# WRITTEN TASK:
Output all the data exactly. Pictures do not belong in the copy.

# Start of EXTRACTED MATERIAL

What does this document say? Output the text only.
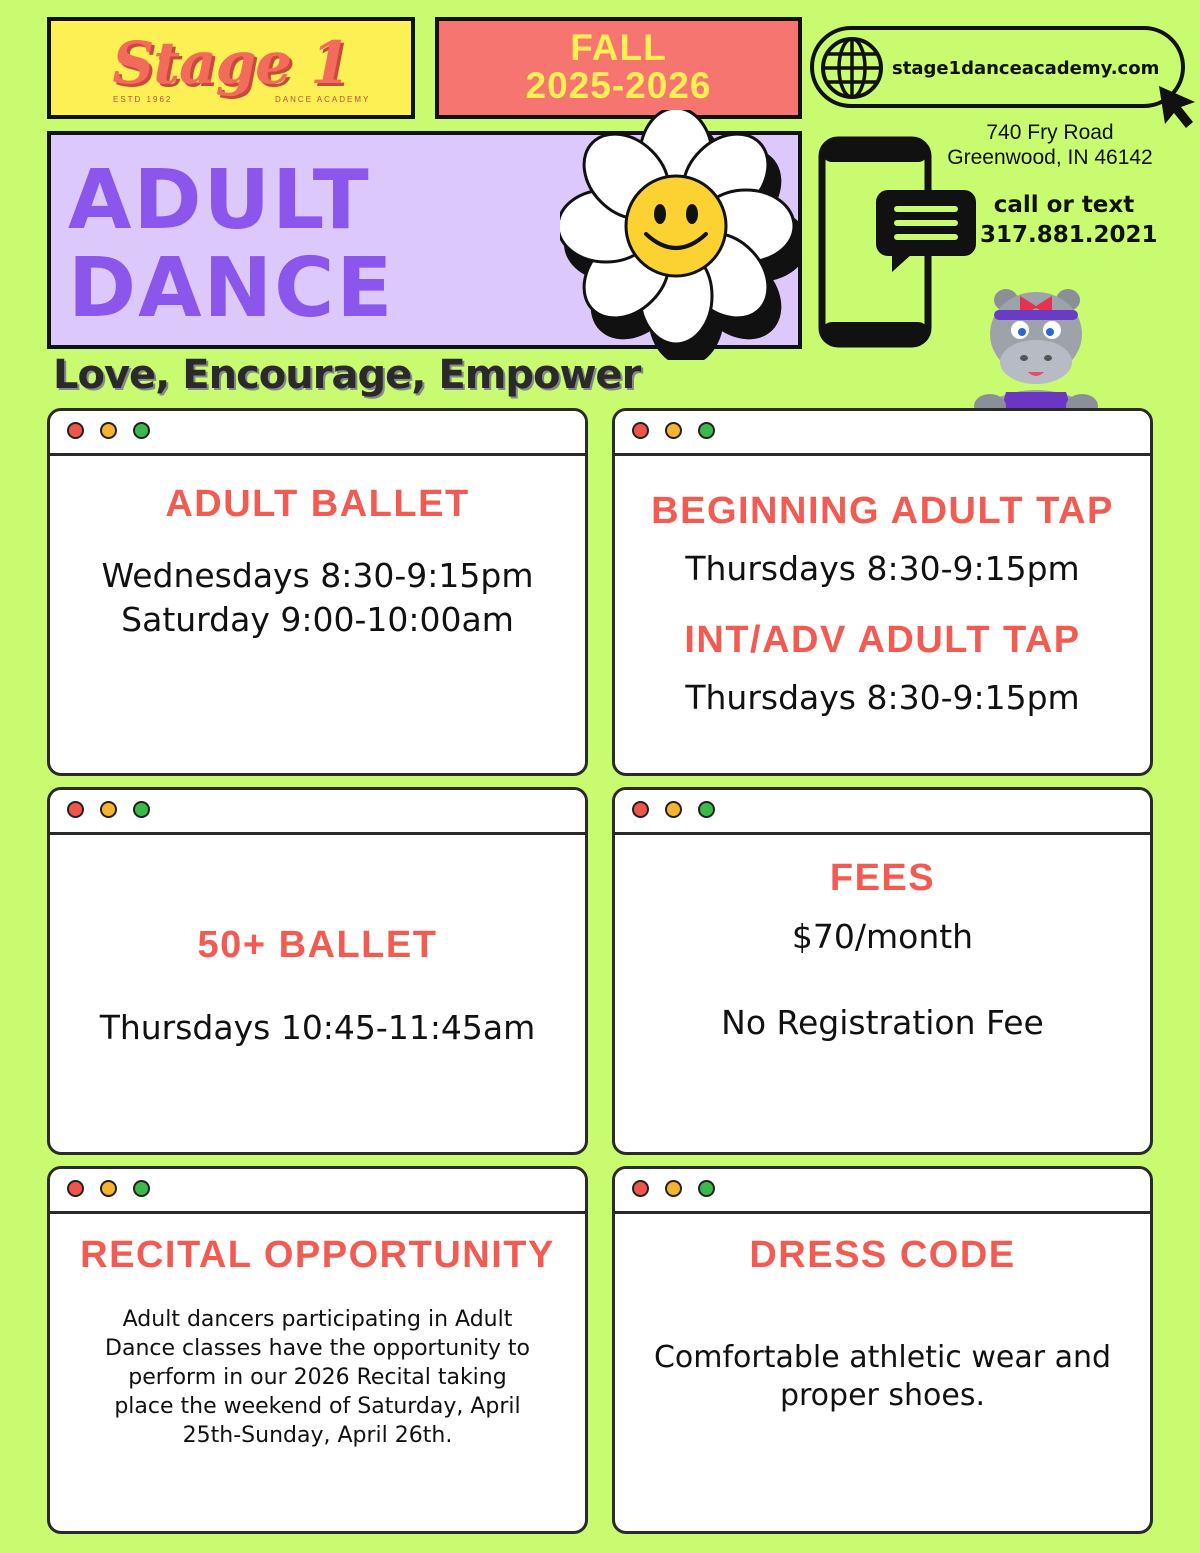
Stage 1
ESTD 1962	DANCE ACADEMY
FALL
2025-2026	stage1danceacademy.com
ADULT
DANCE
740 Fry Road
Greenwood, IN 46142
call or text
317.881.2021
Love, Encourage, Empower
ADULT BALLET
Wednesdays 8:30-9:15pm
Saturday 9:00-10:00am
BEGINNING ADULT TAP
Thursdays 8:30-9:15pm
INT/ADV ADULT TAP
Thursdays 8:30-9:15pm
50+ BALLET
Thursdays 10:45-11:45am
FEES
$70/month
No Registration Fee
RECITAL OPPORTUNITY
Adult dancers participating in Adult
Dance classes have the opportunity to
perform in our 2026 Recital taking
place the weekend of Saturday, April
25th-Sunday, April 26th.
DRESS CODE
Comfortable athletic wear and
proper shoes.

# End of EXTRACTED MATERIAL

# TASK ANSWER:
What does this document say? Output the text only.
Stage 1
ESTD 1962	DANCE ACADEMY
FALL
2025-2026	stage1danceacademy.com
ADULT
DANCE
740 Fry Road
Greenwood, IN 46142
call or text
317.881.2021
Love, Encourage, Empower
ADULT BALLET
Wednesdays 8:30-9:15pm
Saturday 9:00-10:00am
BEGINNING ADULT TAP
Thursdays 8:30-9:15pm
INT/ADV ADULT TAP
Thursdays 8:30-9:15pm
50+ BALLET
Thursdays 10:45-11:45am
FEES
$70/month
No Registration Fee
RECITAL OPPORTUNITY
Adult dancers participating in Adult
Dance classes have the opportunity to
perform in our 2026 Recital taking
place the weekend of Saturday, April
25th-Sunday, April 26th.
DRESS CODE
Comfortable athletic wear and
proper shoes.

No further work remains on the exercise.